#### Information given
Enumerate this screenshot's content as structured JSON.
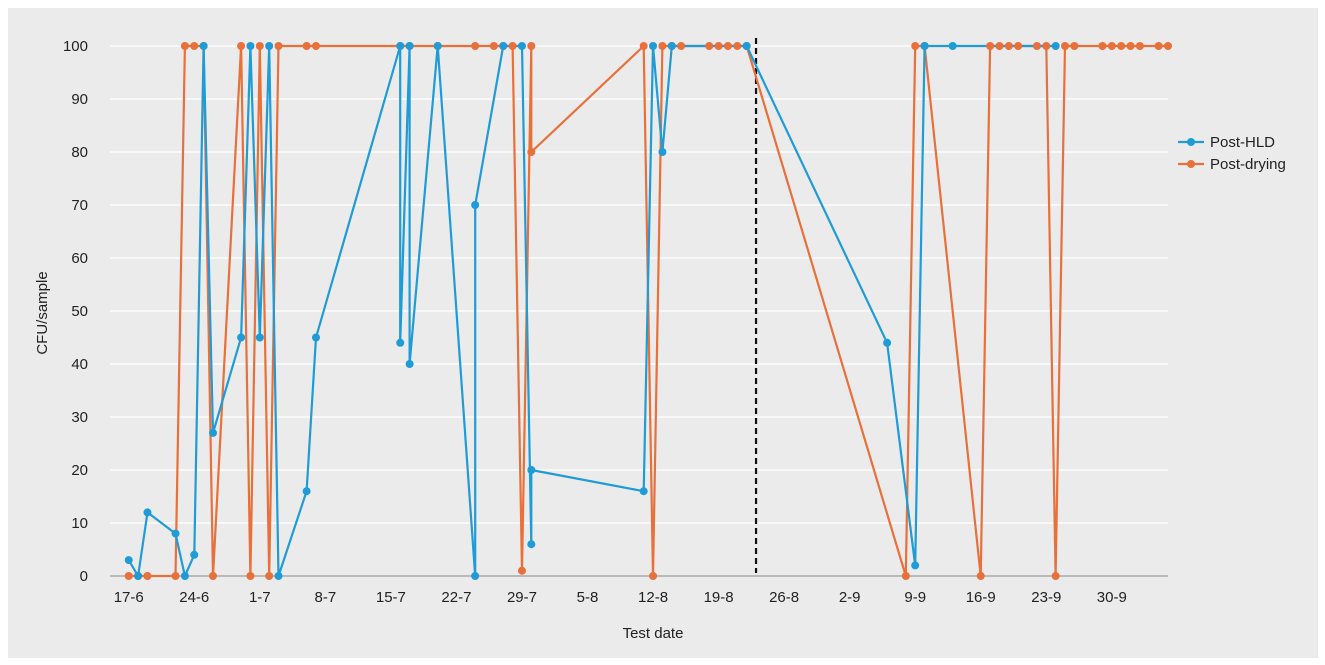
{
  "chart_data": {
    "type": "line",
    "title": "",
    "xlabel": "Test date",
    "ylabel": "CFU/sample",
    "ylim": [
      0,
      100
    ],
    "yticks": [
      0,
      10,
      20,
      30,
      40,
      50,
      60,
      70,
      80,
      90,
      100
    ],
    "xlim": [
      "2019-06-15",
      "2019-10-06"
    ],
    "xticks": [
      {
        "label": "17-6",
        "date": "2019-06-17"
      },
      {
        "label": "24-6",
        "date": "2019-06-24"
      },
      {
        "label": "1-7",
        "date": "2019-07-01"
      },
      {
        "label": "8-7",
        "date": "2019-07-08"
      },
      {
        "label": "15-7",
        "date": "2019-07-15"
      },
      {
        "label": "22-7",
        "date": "2019-07-22"
      },
      {
        "label": "29-7",
        "date": "2019-07-29"
      },
      {
        "label": "5-8",
        "date": "2019-08-05"
      },
      {
        "label": "12-8",
        "date": "2019-08-12"
      },
      {
        "label": "19-8",
        "date": "2019-08-19"
      },
      {
        "label": "26-8",
        "date": "2019-08-26"
      },
      {
        "label": "2-9",
        "date": "2019-09-02"
      },
      {
        "label": "9-9",
        "date": "2019-09-09"
      },
      {
        "label": "16-9",
        "date": "2019-09-16"
      },
      {
        "label": "23-9",
        "date": "2019-09-23"
      },
      {
        "label": "30-9",
        "date": "2019-09-30"
      }
    ],
    "grid": true,
    "legend_position": "right",
    "reference_line": {
      "date": "2019-08-23",
      "style": "dashed",
      "color": "#111111"
    },
    "series": [
      {
        "name": "Post-HLD",
        "color": "#1f9bd6",
        "points": [
          [
            "2019-06-17",
            3
          ],
          [
            "2019-06-18",
            0
          ],
          [
            "2019-06-19",
            12
          ],
          [
            "2019-06-22",
            8
          ],
          [
            "2019-06-23",
            0
          ],
          [
            "2019-06-24",
            4
          ],
          [
            "2019-06-25",
            100
          ],
          [
            "2019-06-26",
            27
          ],
          [
            "2019-06-29",
            45
          ],
          [
            "2019-06-30",
            100
          ],
          [
            "2019-07-01",
            45
          ],
          [
            "2019-07-02",
            100
          ],
          [
            "2019-07-03",
            0
          ],
          [
            "2019-07-06",
            16
          ],
          [
            "2019-07-07",
            45
          ],
          [
            "2019-07-16",
            100
          ],
          [
            "2019-07-16",
            44
          ],
          [
            "2019-07-17",
            100
          ],
          [
            "2019-07-17",
            40
          ],
          [
            "2019-07-20",
            100
          ],
          [
            "2019-07-24",
            0
          ],
          [
            "2019-07-24",
            70
          ],
          [
            "2019-07-27",
            100
          ],
          [
            "2019-07-29",
            100
          ],
          [
            "2019-07-30",
            6
          ],
          [
            "2019-07-30",
            20
          ],
          [
            "2019-08-11",
            16
          ],
          [
            "2019-08-12",
            100
          ],
          [
            "2019-08-13",
            80
          ],
          [
            "2019-08-14",
            100
          ],
          [
            "2019-08-22",
            100
          ],
          [
            "2019-09-06",
            44
          ],
          [
            "2019-09-09",
            2
          ],
          [
            "2019-09-10",
            100
          ],
          [
            "2019-09-13",
            100
          ],
          [
            "2019-09-24",
            100
          ]
        ]
      },
      {
        "name": "Post-drying",
        "color": "#e8703a",
        "points": [
          [
            "2019-06-17",
            0
          ],
          [
            "2019-06-18",
            0
          ],
          [
            "2019-06-19",
            0
          ],
          [
            "2019-06-22",
            0
          ],
          [
            "2019-06-23",
            100
          ],
          [
            "2019-06-24",
            100
          ],
          [
            "2019-06-25",
            100
          ],
          [
            "2019-06-26",
            0
          ],
          [
            "2019-06-29",
            100
          ],
          [
            "2019-06-30",
            0
          ],
          [
            "2019-07-01",
            100
          ],
          [
            "2019-07-02",
            0
          ],
          [
            "2019-07-03",
            100
          ],
          [
            "2019-07-06",
            100
          ],
          [
            "2019-07-07",
            100
          ],
          [
            "2019-07-16",
            100
          ],
          [
            "2019-07-17",
            100
          ],
          [
            "2019-07-20",
            100
          ],
          [
            "2019-07-24",
            100
          ],
          [
            "2019-07-26",
            100
          ],
          [
            "2019-07-27",
            100
          ],
          [
            "2019-07-28",
            100
          ],
          [
            "2019-07-29",
            1
          ],
          [
            "2019-07-30",
            100
          ],
          [
            "2019-07-30",
            80
          ],
          [
            "2019-08-11",
            100
          ],
          [
            "2019-08-12",
            0
          ],
          [
            "2019-08-13",
            100
          ],
          [
            "2019-08-14",
            100
          ],
          [
            "2019-08-15",
            100
          ],
          [
            "2019-08-18",
            100
          ],
          [
            "2019-08-19",
            100
          ],
          [
            "2019-08-20",
            100
          ],
          [
            "2019-08-21",
            100
          ],
          [
            "2019-08-22",
            100
          ],
          [
            "2019-09-08",
            0
          ],
          [
            "2019-09-09",
            100
          ],
          [
            "2019-09-10",
            100
          ],
          [
            "2019-09-16",
            0
          ],
          [
            "2019-09-17",
            100
          ],
          [
            "2019-09-18",
            100
          ],
          [
            "2019-09-19",
            100
          ],
          [
            "2019-09-20",
            100
          ],
          [
            "2019-09-22",
            100
          ],
          [
            "2019-09-23",
            100
          ],
          [
            "2019-09-24",
            0
          ],
          [
            "2019-09-25",
            100
          ],
          [
            "2019-09-26",
            100
          ],
          [
            "2019-09-29",
            100
          ],
          [
            "2019-09-30",
            100
          ],
          [
            "2019-10-01",
            100
          ],
          [
            "2019-10-02",
            100
          ],
          [
            "2019-10-03",
            100
          ],
          [
            "2019-10-05",
            100
          ],
          [
            "2019-10-06",
            100
          ]
        ]
      }
    ]
  }
}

#### Work to complete
Without including any picture, repeat the data exactly.

#### Task answer
Enumerate this screenshot's content as structured JSON.
{
  "chart_data": {
    "type": "line",
    "title": "",
    "xlabel": "Test date",
    "ylabel": "CFU/sample",
    "ylim": [
      0,
      100
    ],
    "yticks": [
      0,
      10,
      20,
      30,
      40,
      50,
      60,
      70,
      80,
      90,
      100
    ],
    "xlim": [
      "2019-06-15",
      "2019-10-06"
    ],
    "xticks": [
      {
        "label": "17-6",
        "date": "2019-06-17"
      },
      {
        "label": "24-6",
        "date": "2019-06-24"
      },
      {
        "label": "1-7",
        "date": "2019-07-01"
      },
      {
        "label": "8-7",
        "date": "2019-07-08"
      },
      {
        "label": "15-7",
        "date": "2019-07-15"
      },
      {
        "label": "22-7",
        "date": "2019-07-22"
      },
      {
        "label": "29-7",
        "date": "2019-07-29"
      },
      {
        "label": "5-8",
        "date": "2019-08-05"
      },
      {
        "label": "12-8",
        "date": "2019-08-12"
      },
      {
        "label": "19-8",
        "date": "2019-08-19"
      },
      {
        "label": "26-8",
        "date": "2019-08-26"
      },
      {
        "label": "2-9",
        "date": "2019-09-02"
      },
      {
        "label": "9-9",
        "date": "2019-09-09"
      },
      {
        "label": "16-9",
        "date": "2019-09-16"
      },
      {
        "label": "23-9",
        "date": "2019-09-23"
      },
      {
        "label": "30-9",
        "date": "2019-09-30"
      }
    ],
    "grid": true,
    "legend_position": "right",
    "reference_line": {
      "date": "2019-08-23",
      "style": "dashed",
      "color": "#111111"
    },
    "series": [
      {
        "name": "Post-HLD",
        "color": "#1f9bd6",
        "points": [
          [
            "2019-06-17",
            3
          ],
          [
            "2019-06-18",
            0
          ],
          [
            "2019-06-19",
            12
          ],
          [
            "2019-06-22",
            8
          ],
          [
            "2019-06-23",
            0
          ],
          [
            "2019-06-24",
            4
          ],
          [
            "2019-06-25",
            100
          ],
          [
            "2019-06-26",
            27
          ],
          [
            "2019-06-29",
            45
          ],
          [
            "2019-06-30",
            100
          ],
          [
            "2019-07-01",
            45
          ],
          [
            "2019-07-02",
            100
          ],
          [
            "2019-07-03",
            0
          ],
          [
            "2019-07-06",
            16
          ],
          [
            "2019-07-07",
            45
          ],
          [
            "2019-07-16",
            100
          ],
          [
            "2019-07-16",
            44
          ],
          [
            "2019-07-17",
            100
          ],
          [
            "2019-07-17",
            40
          ],
          [
            "2019-07-20",
            100
          ],
          [
            "2019-07-24",
            0
          ],
          [
            "2019-07-24",
            70
          ],
          [
            "2019-07-27",
            100
          ],
          [
            "2019-07-29",
            100
          ],
          [
            "2019-07-30",
            6
          ],
          [
            "2019-07-30",
            20
          ],
          [
            "2019-08-11",
            16
          ],
          [
            "2019-08-12",
            100
          ],
          [
            "2019-08-13",
            80
          ],
          [
            "2019-08-14",
            100
          ],
          [
            "2019-08-22",
            100
          ],
          [
            "2019-09-06",
            44
          ],
          [
            "2019-09-09",
            2
          ],
          [
            "2019-09-10",
            100
          ],
          [
            "2019-09-13",
            100
          ],
          [
            "2019-09-24",
            100
          ]
        ]
      },
      {
        "name": "Post-drying",
        "color": "#e8703a",
        "points": [
          [
            "2019-06-17",
            0
          ],
          [
            "2019-06-18",
            0
          ],
          [
            "2019-06-19",
            0
          ],
          [
            "2019-06-22",
            0
          ],
          [
            "2019-06-23",
            100
          ],
          [
            "2019-06-24",
            100
          ],
          [
            "2019-06-25",
            100
          ],
          [
            "2019-06-26",
            0
          ],
          [
            "2019-06-29",
            100
          ],
          [
            "2019-06-30",
            0
          ],
          [
            "2019-07-01",
            100
          ],
          [
            "2019-07-02",
            0
          ],
          [
            "2019-07-03",
            100
          ],
          [
            "2019-07-06",
            100
          ],
          [
            "2019-07-07",
            100
          ],
          [
            "2019-07-16",
            100
          ],
          [
            "2019-07-17",
            100
          ],
          [
            "2019-07-20",
            100
          ],
          [
            "2019-07-24",
            100
          ],
          [
            "2019-07-26",
            100
          ],
          [
            "2019-07-27",
            100
          ],
          [
            "2019-07-28",
            100
          ],
          [
            "2019-07-29",
            1
          ],
          [
            "2019-07-30",
            100
          ],
          [
            "2019-07-30",
            80
          ],
          [
            "2019-08-11",
            100
          ],
          [
            "2019-08-12",
            0
          ],
          [
            "2019-08-13",
            100
          ],
          [
            "2019-08-14",
            100
          ],
          [
            "2019-08-15",
            100
          ],
          [
            "2019-08-18",
            100
          ],
          [
            "2019-08-19",
            100
          ],
          [
            "2019-08-20",
            100
          ],
          [
            "2019-08-21",
            100
          ],
          [
            "2019-08-22",
            100
          ],
          [
            "2019-09-08",
            0
          ],
          [
            "2019-09-09",
            100
          ],
          [
            "2019-09-10",
            100
          ],
          [
            "2019-09-16",
            0
          ],
          [
            "2019-09-17",
            100
          ],
          [
            "2019-09-18",
            100
          ],
          [
            "2019-09-19",
            100
          ],
          [
            "2019-09-20",
            100
          ],
          [
            "2019-09-22",
            100
          ],
          [
            "2019-09-23",
            100
          ],
          [
            "2019-09-24",
            0
          ],
          [
            "2019-09-25",
            100
          ],
          [
            "2019-09-26",
            100
          ],
          [
            "2019-09-29",
            100
          ],
          [
            "2019-09-30",
            100
          ],
          [
            "2019-10-01",
            100
          ],
          [
            "2019-10-02",
            100
          ],
          [
            "2019-10-03",
            100
          ],
          [
            "2019-10-05",
            100
          ],
          [
            "2019-10-06",
            100
          ]
        ]
      }
    ]
  }
}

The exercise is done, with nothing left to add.